>>>
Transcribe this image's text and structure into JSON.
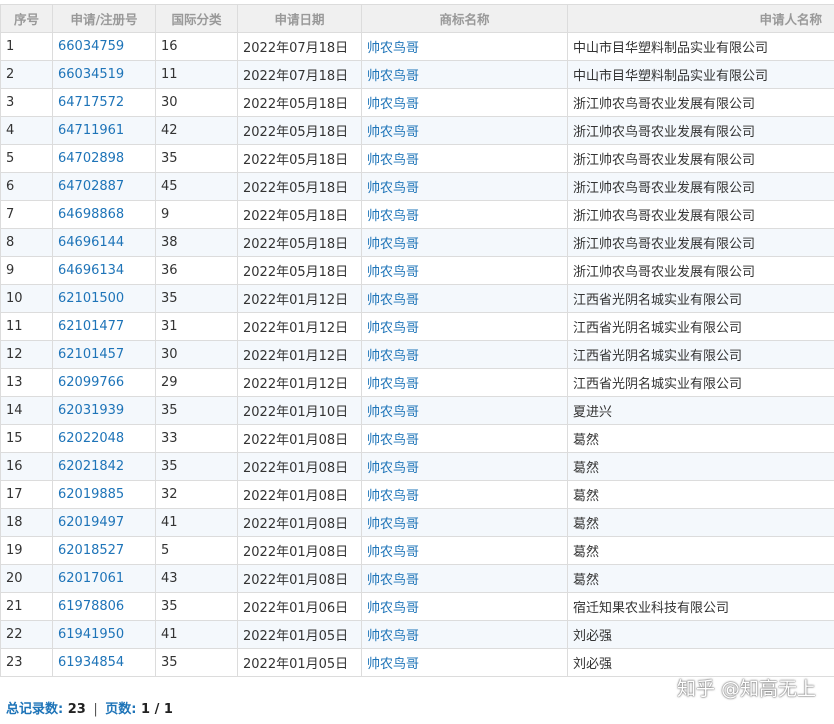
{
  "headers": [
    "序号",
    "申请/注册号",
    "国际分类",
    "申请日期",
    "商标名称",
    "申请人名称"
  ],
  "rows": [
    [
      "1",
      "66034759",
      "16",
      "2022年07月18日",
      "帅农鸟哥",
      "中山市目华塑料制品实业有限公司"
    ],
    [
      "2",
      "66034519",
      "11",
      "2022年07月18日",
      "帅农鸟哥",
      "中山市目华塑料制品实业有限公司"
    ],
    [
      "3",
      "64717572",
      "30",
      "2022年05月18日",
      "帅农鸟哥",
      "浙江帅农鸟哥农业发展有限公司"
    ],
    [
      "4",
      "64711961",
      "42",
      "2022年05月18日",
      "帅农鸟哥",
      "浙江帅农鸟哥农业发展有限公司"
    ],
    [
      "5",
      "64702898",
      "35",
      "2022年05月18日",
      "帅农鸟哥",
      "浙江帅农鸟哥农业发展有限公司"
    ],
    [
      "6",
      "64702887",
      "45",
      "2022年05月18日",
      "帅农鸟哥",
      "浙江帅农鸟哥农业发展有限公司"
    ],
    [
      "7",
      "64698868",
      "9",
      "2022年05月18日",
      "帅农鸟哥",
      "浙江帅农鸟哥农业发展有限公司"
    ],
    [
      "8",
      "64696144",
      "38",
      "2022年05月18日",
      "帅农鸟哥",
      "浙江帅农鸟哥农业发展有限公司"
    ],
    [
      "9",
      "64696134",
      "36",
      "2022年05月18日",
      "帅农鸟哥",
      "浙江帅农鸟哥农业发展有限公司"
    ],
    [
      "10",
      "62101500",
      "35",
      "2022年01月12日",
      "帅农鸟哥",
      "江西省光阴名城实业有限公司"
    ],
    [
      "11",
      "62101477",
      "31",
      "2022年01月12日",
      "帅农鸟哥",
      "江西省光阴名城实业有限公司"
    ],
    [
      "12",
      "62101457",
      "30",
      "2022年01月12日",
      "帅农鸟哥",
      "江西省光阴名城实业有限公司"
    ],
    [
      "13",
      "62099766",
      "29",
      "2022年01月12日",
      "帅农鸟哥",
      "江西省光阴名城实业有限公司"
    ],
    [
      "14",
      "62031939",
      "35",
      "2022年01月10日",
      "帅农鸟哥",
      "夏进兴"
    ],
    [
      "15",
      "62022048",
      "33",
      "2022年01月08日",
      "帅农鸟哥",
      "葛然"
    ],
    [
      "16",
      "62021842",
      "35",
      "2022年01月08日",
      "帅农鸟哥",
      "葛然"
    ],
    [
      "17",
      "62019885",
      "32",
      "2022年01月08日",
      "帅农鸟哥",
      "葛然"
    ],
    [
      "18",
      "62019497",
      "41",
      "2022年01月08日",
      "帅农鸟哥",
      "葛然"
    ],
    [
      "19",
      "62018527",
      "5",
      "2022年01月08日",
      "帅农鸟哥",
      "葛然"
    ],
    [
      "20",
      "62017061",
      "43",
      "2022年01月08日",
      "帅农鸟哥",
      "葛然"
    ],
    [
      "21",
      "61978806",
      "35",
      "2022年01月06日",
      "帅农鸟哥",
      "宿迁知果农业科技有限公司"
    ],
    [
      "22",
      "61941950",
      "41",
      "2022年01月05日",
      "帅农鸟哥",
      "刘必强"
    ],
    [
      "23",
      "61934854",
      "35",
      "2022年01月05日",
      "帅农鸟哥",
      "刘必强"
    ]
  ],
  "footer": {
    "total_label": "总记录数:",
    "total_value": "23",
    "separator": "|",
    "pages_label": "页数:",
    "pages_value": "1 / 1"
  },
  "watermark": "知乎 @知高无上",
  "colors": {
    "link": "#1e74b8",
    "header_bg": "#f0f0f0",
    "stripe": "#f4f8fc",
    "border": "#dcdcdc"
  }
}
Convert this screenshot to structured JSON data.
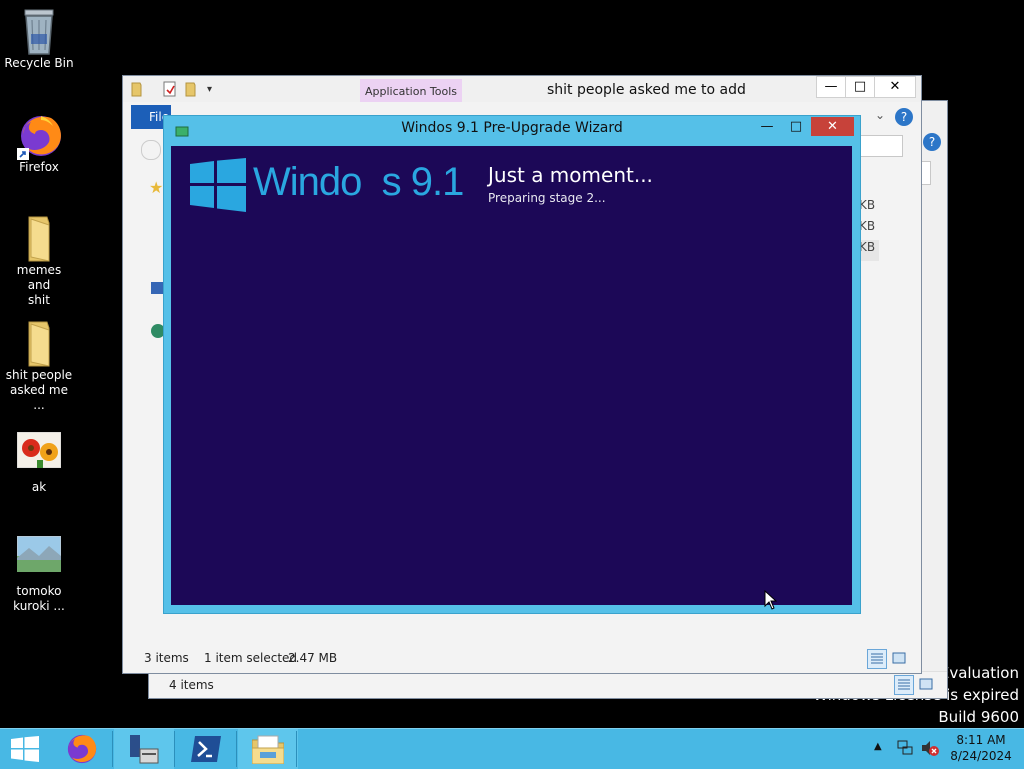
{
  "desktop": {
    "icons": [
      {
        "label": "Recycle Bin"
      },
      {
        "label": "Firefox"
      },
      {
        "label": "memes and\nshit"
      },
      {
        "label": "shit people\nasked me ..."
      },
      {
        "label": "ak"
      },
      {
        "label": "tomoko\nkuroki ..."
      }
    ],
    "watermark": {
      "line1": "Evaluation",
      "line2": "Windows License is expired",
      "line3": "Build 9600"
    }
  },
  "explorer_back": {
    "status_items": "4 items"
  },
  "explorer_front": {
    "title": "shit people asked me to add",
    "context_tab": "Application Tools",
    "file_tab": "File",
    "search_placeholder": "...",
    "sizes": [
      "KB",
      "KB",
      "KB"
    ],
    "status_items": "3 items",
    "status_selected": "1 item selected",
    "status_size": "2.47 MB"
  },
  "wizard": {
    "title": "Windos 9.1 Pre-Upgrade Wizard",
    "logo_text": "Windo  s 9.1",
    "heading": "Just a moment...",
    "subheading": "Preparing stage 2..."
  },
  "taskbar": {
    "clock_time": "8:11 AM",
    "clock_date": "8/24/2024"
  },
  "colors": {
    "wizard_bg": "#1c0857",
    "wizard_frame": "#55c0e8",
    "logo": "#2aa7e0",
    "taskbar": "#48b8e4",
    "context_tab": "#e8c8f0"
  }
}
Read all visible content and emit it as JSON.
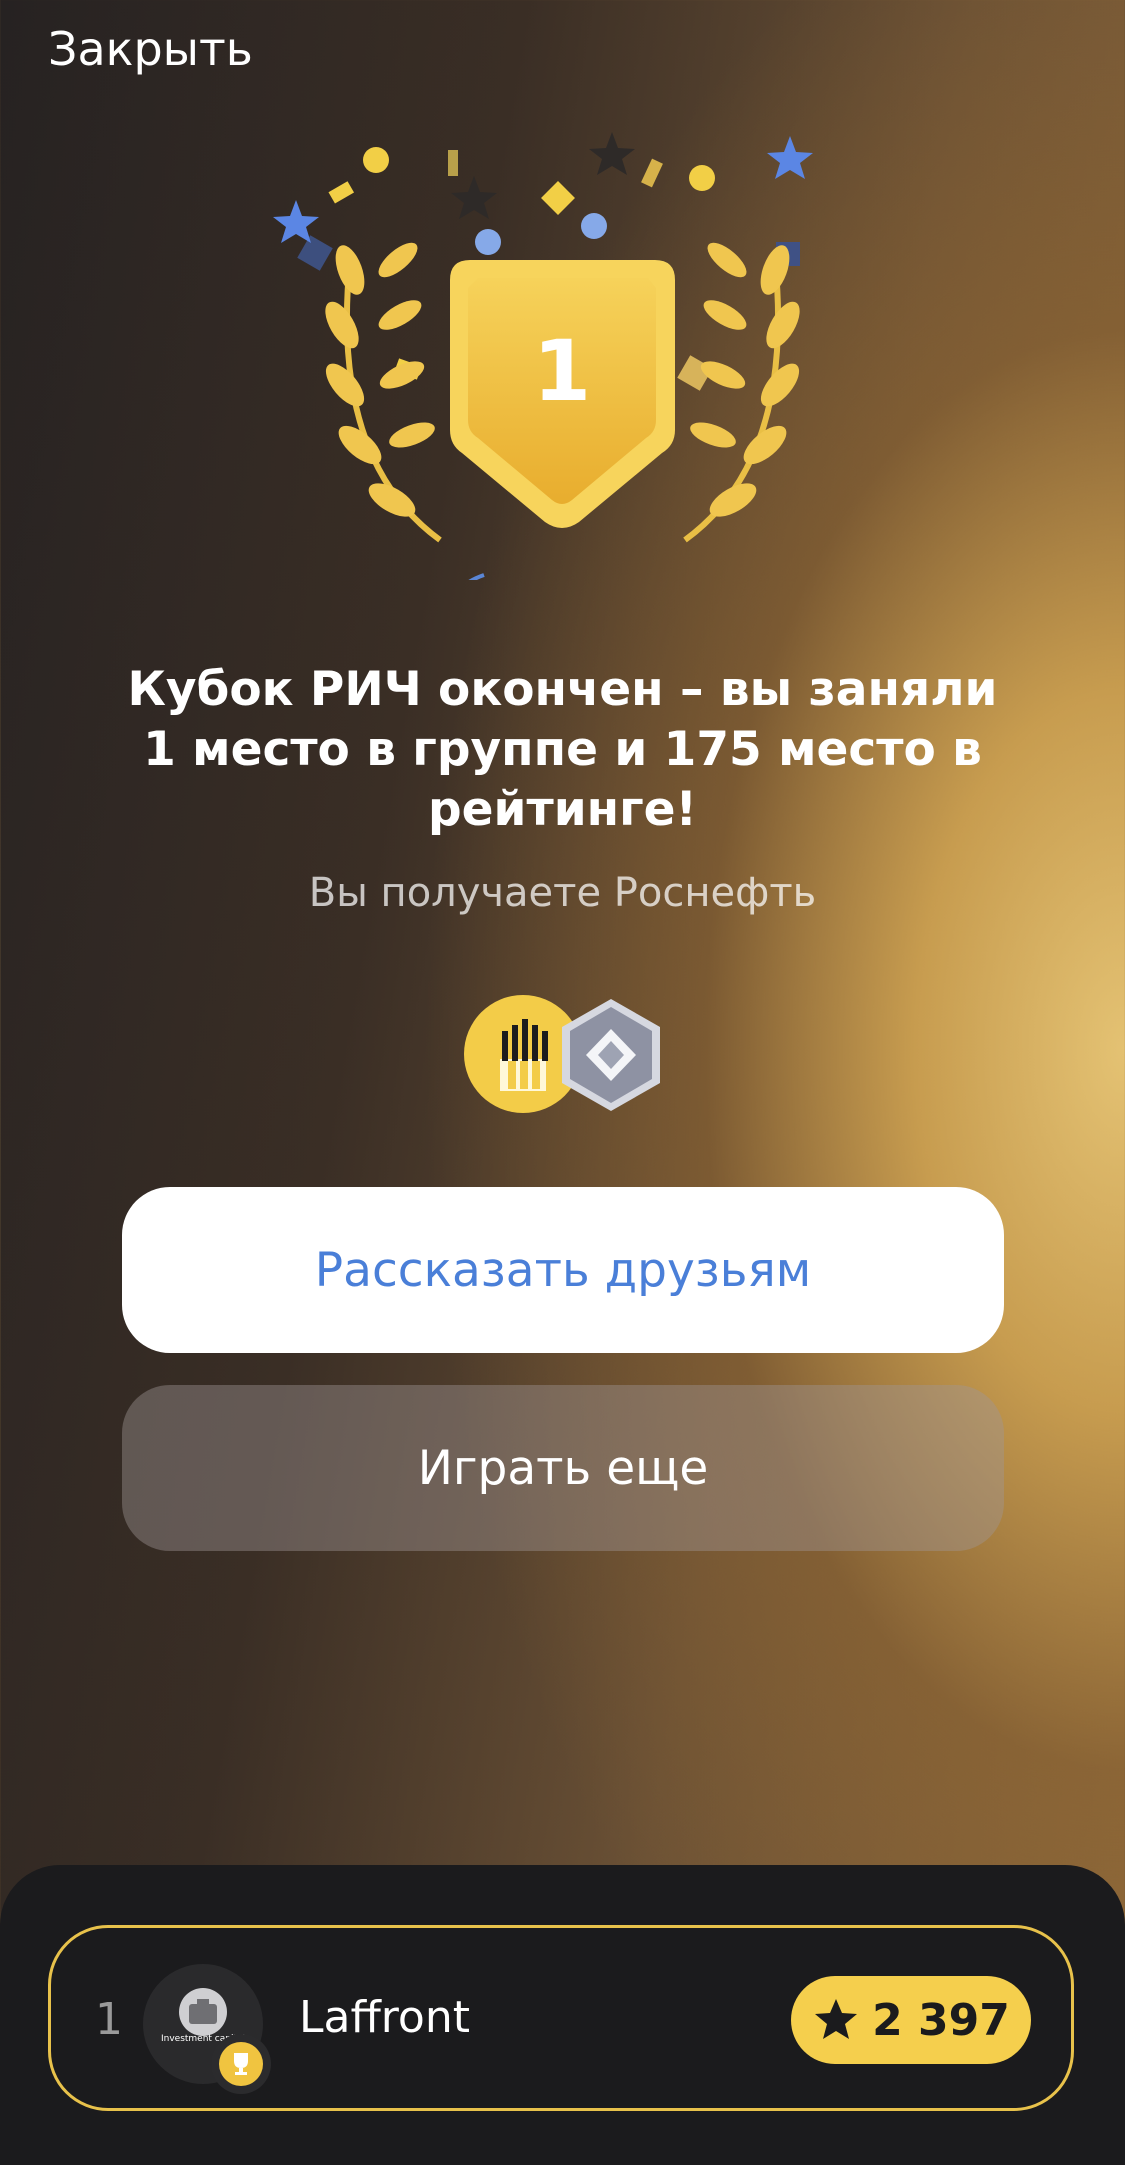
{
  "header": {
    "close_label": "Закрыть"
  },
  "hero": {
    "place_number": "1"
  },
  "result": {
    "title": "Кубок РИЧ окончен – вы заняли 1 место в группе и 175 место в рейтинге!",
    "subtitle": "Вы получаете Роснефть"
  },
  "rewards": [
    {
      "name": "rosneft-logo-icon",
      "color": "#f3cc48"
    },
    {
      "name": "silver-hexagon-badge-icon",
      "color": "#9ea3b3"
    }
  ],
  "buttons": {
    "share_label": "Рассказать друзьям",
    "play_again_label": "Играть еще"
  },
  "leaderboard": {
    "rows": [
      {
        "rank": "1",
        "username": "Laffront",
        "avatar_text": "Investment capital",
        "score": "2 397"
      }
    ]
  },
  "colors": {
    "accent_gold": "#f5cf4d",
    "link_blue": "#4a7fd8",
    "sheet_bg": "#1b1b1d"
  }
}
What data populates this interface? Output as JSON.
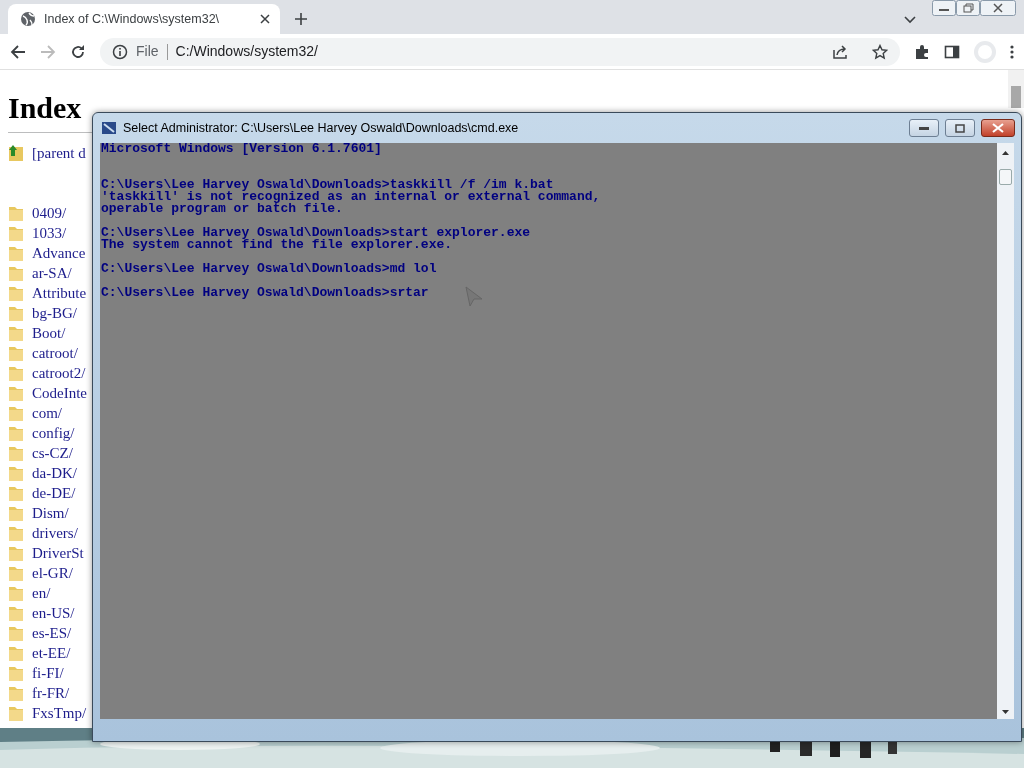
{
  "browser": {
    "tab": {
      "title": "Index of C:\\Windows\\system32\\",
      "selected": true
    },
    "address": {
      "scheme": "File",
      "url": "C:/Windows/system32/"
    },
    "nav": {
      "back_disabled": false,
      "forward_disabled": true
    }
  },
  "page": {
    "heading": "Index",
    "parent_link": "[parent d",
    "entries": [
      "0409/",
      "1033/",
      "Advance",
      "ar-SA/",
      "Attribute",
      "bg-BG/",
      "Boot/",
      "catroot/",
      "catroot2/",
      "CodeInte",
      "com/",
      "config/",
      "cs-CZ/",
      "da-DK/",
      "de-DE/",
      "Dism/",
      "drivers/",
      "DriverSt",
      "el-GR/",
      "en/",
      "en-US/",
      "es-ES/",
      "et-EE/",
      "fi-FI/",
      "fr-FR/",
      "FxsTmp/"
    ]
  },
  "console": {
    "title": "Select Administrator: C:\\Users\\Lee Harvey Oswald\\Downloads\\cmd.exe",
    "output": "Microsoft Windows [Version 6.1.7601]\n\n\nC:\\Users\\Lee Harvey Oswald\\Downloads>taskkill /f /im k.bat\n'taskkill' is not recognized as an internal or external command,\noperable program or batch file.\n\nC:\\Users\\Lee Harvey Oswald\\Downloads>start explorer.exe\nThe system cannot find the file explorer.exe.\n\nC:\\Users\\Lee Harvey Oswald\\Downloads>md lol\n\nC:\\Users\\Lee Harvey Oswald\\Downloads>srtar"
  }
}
<<<
Extract all lines from the data in which "Windows" is found.

*Task output*
      "line2": "Windows License is expired",
      "title": "Index of C:\\Windows\\system32\\",
      "url": "C:/Windows/system32/"
    "output": "Microsoft Windows [Version 6.1.7601]\n\n\nC:\\Users\\Lee Harvey Oswald\\Downloads>taskkill /f /im k.bat\n'taskkill' is not recognized as an internal or external command,\noperable program or batch file.\n\nC:\\Users\\Lee Harvey Oswald\\Downloads>start explorer.exe\nThe system cannot find the file explorer.exe.\n\nC:\\Users\\Lee Harvey Oswald\\Downloads>md lol\n\nC:\\Users\\Lee Harvey Oswald\\Downloads>srtar"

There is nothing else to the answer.